[start ARTICLE]

"It seems strange to discuss Eisenberg as a Jewish writer since, grandparents aside, she almost never writes about Jewish themes. Of the pieces in The Collected Stories, only two, 'All Around Atlantis' and 'Twilight of the Superheroes,' deal with Jewishness in any overt sense; the rest focus on what their author calls an American sensibility, having to do with what it means to be from the United States. 'It’s a complicated issue,' she says, 'but I define myself as an American, primarily.' And yet, in a way, this is representative of a kind of Jewish cosmopolitanism. When we think about American Jewish literature, the writers who come to mind—Saul Bellow, Philip Roth, Bernard Malamud, Tillie Olsen—wear their heritage on their sleeves. There is, however, a contrapuntal lineage, going back to Nathanael West and encompassing E. L. Doctorow, Grace Paley, even (inasmuch as we can frame him as a writer) Bob Dylan, for whom the experience of being Jewish is less text than subtext, part of an elastic point of view."Read the full piece here.

[end ARTICLE]
[start DATASET EXCERPTS]

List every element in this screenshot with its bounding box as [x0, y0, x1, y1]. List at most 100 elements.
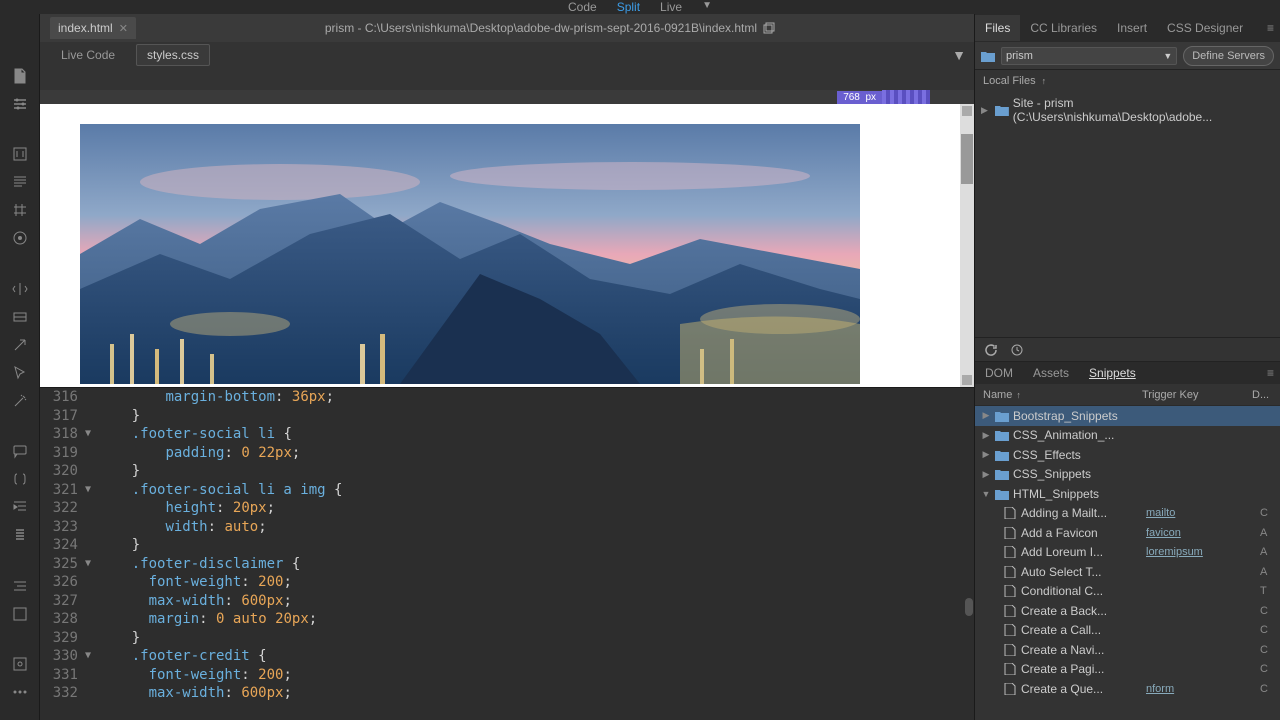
code-editor[interactable]: 316 margin-bottom: 36px;317 }318▼ .foote…: [40, 388, 974, 720]
preview-scrollbar[interactable]: [960, 104, 974, 387]
fold-icon[interactable]: ▼: [82, 425, 94, 444]
code-view-button[interactable]: Code: [564, 0, 601, 14]
fold-icon[interactable]: [82, 666, 94, 685]
code-line[interactable]: 328 margin: 0 auto 20px;: [40, 610, 974, 629]
code-line[interactable]: 316 margin-bottom: 36px;: [40, 388, 974, 407]
code-scrollbar[interactable]: [964, 388, 974, 720]
panel-menu-icon[interactable]: ≡: [1261, 21, 1280, 35]
files-column-header[interactable]: Local Files ↑: [975, 70, 1280, 92]
fold-icon[interactable]: [82, 536, 94, 555]
code-line[interactable]: 329 }: [40, 629, 974, 648]
fold-icon[interactable]: [82, 499, 94, 518]
code-line[interactable]: 319 padding: 0 22px;: [40, 444, 974, 463]
css-designer-tab[interactable]: CSS Designer: [1157, 15, 1253, 41]
fold-icon[interactable]: [82, 407, 94, 426]
expand-icon[interactable]: ▶: [981, 469, 991, 480]
snippet-item[interactable]: Create a Back...C: [975, 601, 1280, 621]
code-line[interactable]: 326 font-weight: 200;: [40, 573, 974, 592]
assets-tab[interactable]: Assets: [1023, 363, 1079, 383]
file-icon[interactable]: [10, 68, 30, 84]
snippet-item[interactable]: Conditional C...T: [975, 582, 1280, 602]
snippet-item[interactable]: Adding a Mailt...mailtoC: [975, 504, 1280, 524]
filter-icon[interactable]: ▼: [952, 47, 966, 63]
snippet-item[interactable]: Create a Call...C: [975, 621, 1280, 641]
snippet-folder[interactable]: ▶CSS_Animation_...: [975, 426, 1280, 446]
code-line[interactable]: 332 max-width: 600px;: [40, 684, 974, 703]
site-root-row[interactable]: ▶ Site - prism (C:\Users\nishkuma\Deskto…: [975, 94, 1280, 126]
cc-libraries-tab[interactable]: CC Libraries: [1020, 15, 1107, 41]
expand-icon[interactable]: ▶: [981, 410, 991, 421]
brackets-icon[interactable]: [10, 471, 30, 487]
close-icon[interactable]: ✕: [119, 22, 128, 35]
box-icon[interactable]: [10, 606, 30, 622]
format-icon[interactable]: [10, 578, 30, 594]
target-icon[interactable]: [10, 230, 30, 246]
lower-panel-menu-icon[interactable]: ≡: [1261, 366, 1280, 380]
expand-icon[interactable]: ▶: [981, 449, 991, 460]
breakpoint-marker[interactable]: 768 px: [837, 90, 930, 104]
fold-icon[interactable]: [82, 388, 94, 407]
insert-tab[interactable]: Insert: [1107, 15, 1157, 41]
fold-icon[interactable]: [82, 592, 94, 611]
expand-icon[interactable]: ▼: [981, 489, 991, 499]
live-view-button[interactable]: Live: [656, 0, 686, 14]
code-line[interactable]: 320 }: [40, 462, 974, 481]
comment-icon[interactable]: [10, 443, 30, 459]
document-tab[interactable]: index.html ✕: [50, 17, 136, 39]
expand-icon[interactable]: ▶: [981, 430, 991, 441]
snippet-folder[interactable]: ▶CSS_Snippets: [975, 465, 1280, 485]
snippet-folder[interactable]: ▼HTML_Snippets: [975, 484, 1280, 504]
settings-sliders-icon[interactable]: [10, 96, 30, 112]
split-icon[interactable]: [10, 281, 30, 297]
code-line[interactable]: 322 height: 20px;: [40, 499, 974, 518]
breakpoint-handle-icon[interactable]: [882, 90, 930, 104]
popout-icon[interactable]: [763, 22, 775, 34]
list-icon[interactable]: [10, 174, 30, 190]
snippets-tab[interactable]: Snippets: [1079, 363, 1146, 383]
snippet-item[interactable]: Add a FaviconfaviconA: [975, 523, 1280, 543]
expand-icon[interactable]: ▶: [981, 105, 991, 116]
live-code-tab[interactable]: Live Code: [50, 44, 126, 66]
arrow-icon[interactable]: [10, 337, 30, 353]
ruler[interactable]: 768 px: [40, 90, 974, 104]
code-line[interactable]: 325▼ .footer-disclaimer {: [40, 555, 974, 574]
snippet-item[interactable]: Create a Pagi...C: [975, 660, 1280, 680]
code-line[interactable]: 323 width: auto;: [40, 518, 974, 537]
refresh-icon[interactable]: [983, 342, 999, 358]
snippet-item[interactable]: Add Loreum I...loremipsumA: [975, 543, 1280, 563]
indent-icon[interactable]: [10, 499, 30, 515]
dom-tab[interactable]: DOM: [975, 363, 1023, 383]
fold-icon[interactable]: ▼: [82, 481, 94, 500]
code-line[interactable]: 327 max-width: 600px;: [40, 592, 974, 611]
snippets-header[interactable]: Name↑ Trigger Key D...: [975, 384, 1280, 406]
snippet-folder[interactable]: ▶CSS_Effects: [975, 445, 1280, 465]
code-line[interactable]: 331 font-weight: 200;: [40, 666, 974, 685]
files-tab[interactable]: Files: [975, 15, 1020, 41]
code-line[interactable]: 330▼ .footer-credit {: [40, 647, 974, 666]
hash-icon[interactable]: [10, 202, 30, 218]
snippet-item[interactable]: Auto Select T...A: [975, 562, 1280, 582]
fold-icon[interactable]: [82, 462, 94, 481]
wand-icon[interactable]: [10, 393, 30, 409]
fold-icon[interactable]: [82, 573, 94, 592]
cursor-icon[interactable]: [10, 365, 30, 381]
fold-icon[interactable]: [82, 444, 94, 463]
fold-icon[interactable]: ▼: [82, 647, 94, 666]
fold-icon[interactable]: [82, 684, 94, 703]
view-dropdown-icon[interactable]: ▼: [698, 0, 716, 11]
fold-icon[interactable]: ▼: [82, 555, 94, 574]
fold-icon[interactable]: [82, 610, 94, 629]
collapse-icon[interactable]: [10, 309, 30, 325]
fold-icon[interactable]: [82, 518, 94, 537]
code-line[interactable]: 324 }: [40, 536, 974, 555]
define-servers-button[interactable]: Define Servers: [1183, 46, 1274, 66]
snippet-item[interactable]: Create a Que...nformC: [975, 679, 1280, 699]
split-view-button[interactable]: Split: [613, 0, 644, 14]
styles-tab[interactable]: styles.css: [136, 44, 210, 66]
sync-icon[interactable]: [1009, 342, 1025, 358]
lines-icon[interactable]: [10, 527, 30, 543]
extract-icon[interactable]: [10, 656, 30, 672]
code-line[interactable]: 317 }: [40, 407, 974, 426]
preview-canvas[interactable]: [40, 104, 960, 387]
bracket-icon[interactable]: [10, 146, 30, 162]
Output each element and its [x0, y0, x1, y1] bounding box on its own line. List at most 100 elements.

[end DATASET EXCERPTS]

TASK INSTRUCTIONS ->
1. From the passage on Eisenberg, list the writers placed in the contrapuntal lineage, for whom being Jewish is "less text than subtext."
2. Translate this sentence from the passage on Eisenberg into Spanish: "And yet, in a way, this is representative of a kind of Jewish cosmopolitanism."
3. Condense the paragraph of the passage on Eisenberg that begins "It seems strange to discuss Eisenberg" into a bulleted list of its main facts.

TASK RESPONSES ->
1.
- Nathanael West
- E. L. Doctorow
- Grace Paley
- Bob Dylan

2. Y, sin embargo, en cierto modo, esto es representativo de una especie de cosmopolitismo judío.

3.
- Eisenberg almost never writes about Jewish themes, apart from her grandparents.
- In The Collected Stories, only "All Around Atlantis" and "Twilight of the Superheroes" deal overtly with Jewishness. The other stories focus on an American sensibility, meaning what it is to be from the United States.
- Eisenberg calls the issue complicated but defines herself primarily as an American.
- This stance still reflects a kind of Jewish cosmopolitanism.
- Saul Bellow, Philip Roth, Bernard Malamud and Tillie Olsen, the American Jewish writers who usually come to mind, display their heritage openly.
- A contrapuntal lineage runs from Nathanael West through E. L. Doctorow, Grace Paley and even Bob Dylan. For these writers, being Jewish is subtext within an elastic point of view.